---------- Entries shown

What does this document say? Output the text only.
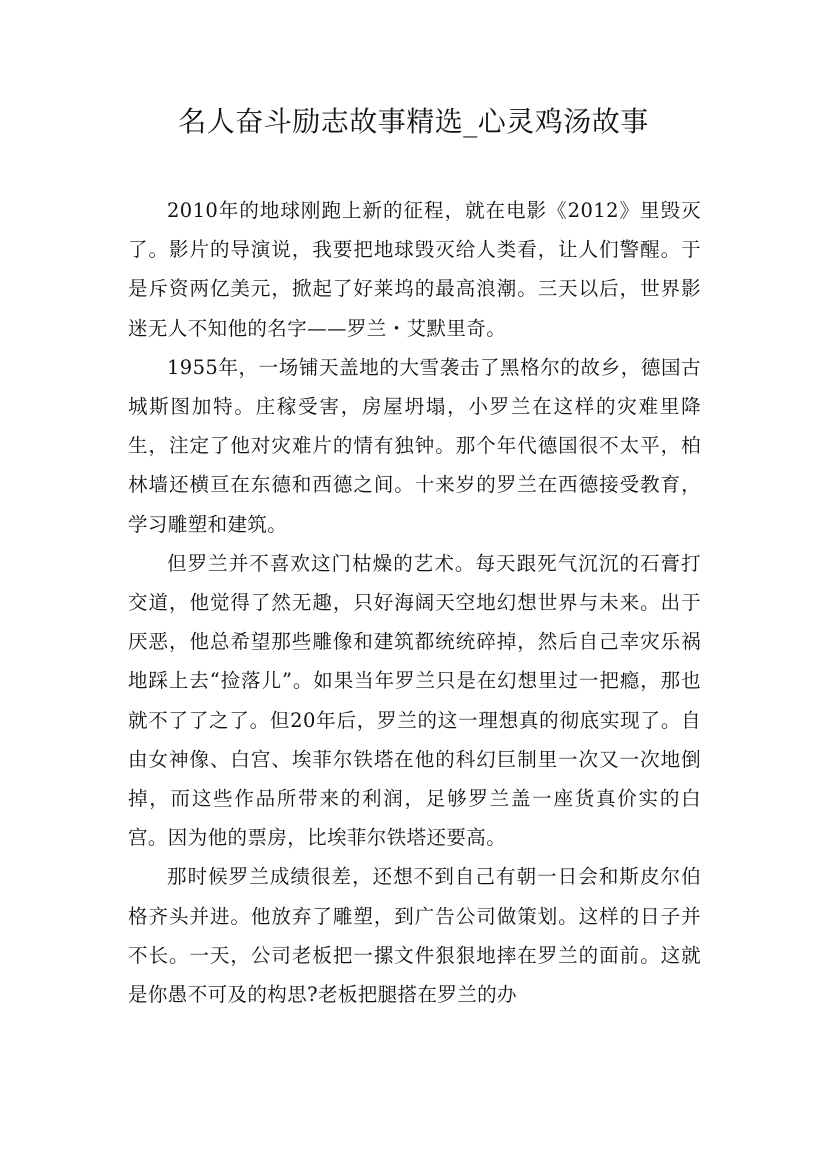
名人奋斗励志故事精选_心灵鸡汤故事

2010年的地球刚跑上新的征程，就在电影《2012》里毁灭了。影片的导演说，我要把地球毁灭给人类看，让人们警醒。于是斥资两亿美元，掀起了好莱坞的最高浪潮。三天以后，世界影迷无人不知他的名字——罗兰・艾默里奇。

1955年，一场铺天盖地的大雪袭击了黑格尔的故乡，德国古城斯图加特。庄稼受害，房屋坍塌，小罗兰在这样的灾难里降生，注定了他对灾难片的情有独钟。那个年代德国很不太平，柏林墙还横亘在东德和西德之间。十来岁的罗兰在西德接受教育，学习雕塑和建筑。

但罗兰并不喜欢这门枯燥的艺术。每天跟死气沉沉的石膏打交道，他觉得了然无趣，只好海阔天空地幻想世界与未来。出于厌恶，他总希望那些雕像和建筑都统统碎掉，然后自己幸灾乐祸地踩上去“捡落儿”。如果当年罗兰只是在幻想里过一把瘾，那也就不了了之了。但20年后，罗兰的这一理想真的彻底实现了。自由女神像、白宫、埃菲尔铁塔在他的科幻巨制里一次又一次地倒掉，而这些作品所带来的利润，足够罗兰盖一座货真价实的白宫。因为他的票房，比埃菲尔铁塔还要高。

那时候罗兰成绩很差，还想不到自己有朝一日会和斯皮尔伯格齐头并进。他放弃了雕塑，到广告公司做策划。这样的日子并不长。一天，公司老板把一摞文件狠狠地摔在罗兰的面前。这就是你愚不可及的构思?老板把腿搭在罗兰的办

--------------------

What is being asked
The records above need to be given again exactly. Omit the pictures.

Task result
What does this document say? Output the text only.
名人奋斗励志故事精选_心灵鸡汤故事

2010年的地球刚跑上新的征程，就在电影《2012》里毁灭了。影片的导演说，我要把地球毁灭给人类看，让人们警醒。于是斥资两亿美元，掀起了好莱坞的最高浪潮。三天以后，世界影迷无人不知他的名字——罗兰・艾默里奇。

1955年，一场铺天盖地的大雪袭击了黑格尔的故乡，德国古城斯图加特。庄稼受害，房屋坍塌，小罗兰在这样的灾难里降生，注定了他对灾难片的情有独钟。那个年代德国很不太平，柏林墙还横亘在东德和西德之间。十来岁的罗兰在西德接受教育，学习雕塑和建筑。

但罗兰并不喜欢这门枯燥的艺术。每天跟死气沉沉的石膏打交道，他觉得了然无趣，只好海阔天空地幻想世界与未来。出于厌恶，他总希望那些雕像和建筑都统统碎掉，然后自己幸灾乐祸地踩上去“捡落儿”。如果当年罗兰只是在幻想里过一把瘾，那也就不了了之了。但20年后，罗兰的这一理想真的彻底实现了。自由女神像、白宫、埃菲尔铁塔在他的科幻巨制里一次又一次地倒掉，而这些作品所带来的利润，足够罗兰盖一座货真价实的白宫。因为他的票房，比埃菲尔铁塔还要高。

那时候罗兰成绩很差，还想不到自己有朝一日会和斯皮尔伯格齐头并进。他放弃了雕塑，到广告公司做策划。这样的日子并不长。一天，公司老板把一摞文件狠狠地摔在罗兰的面前。这就是你愚不可及的构思?老板把腿搭在罗兰的办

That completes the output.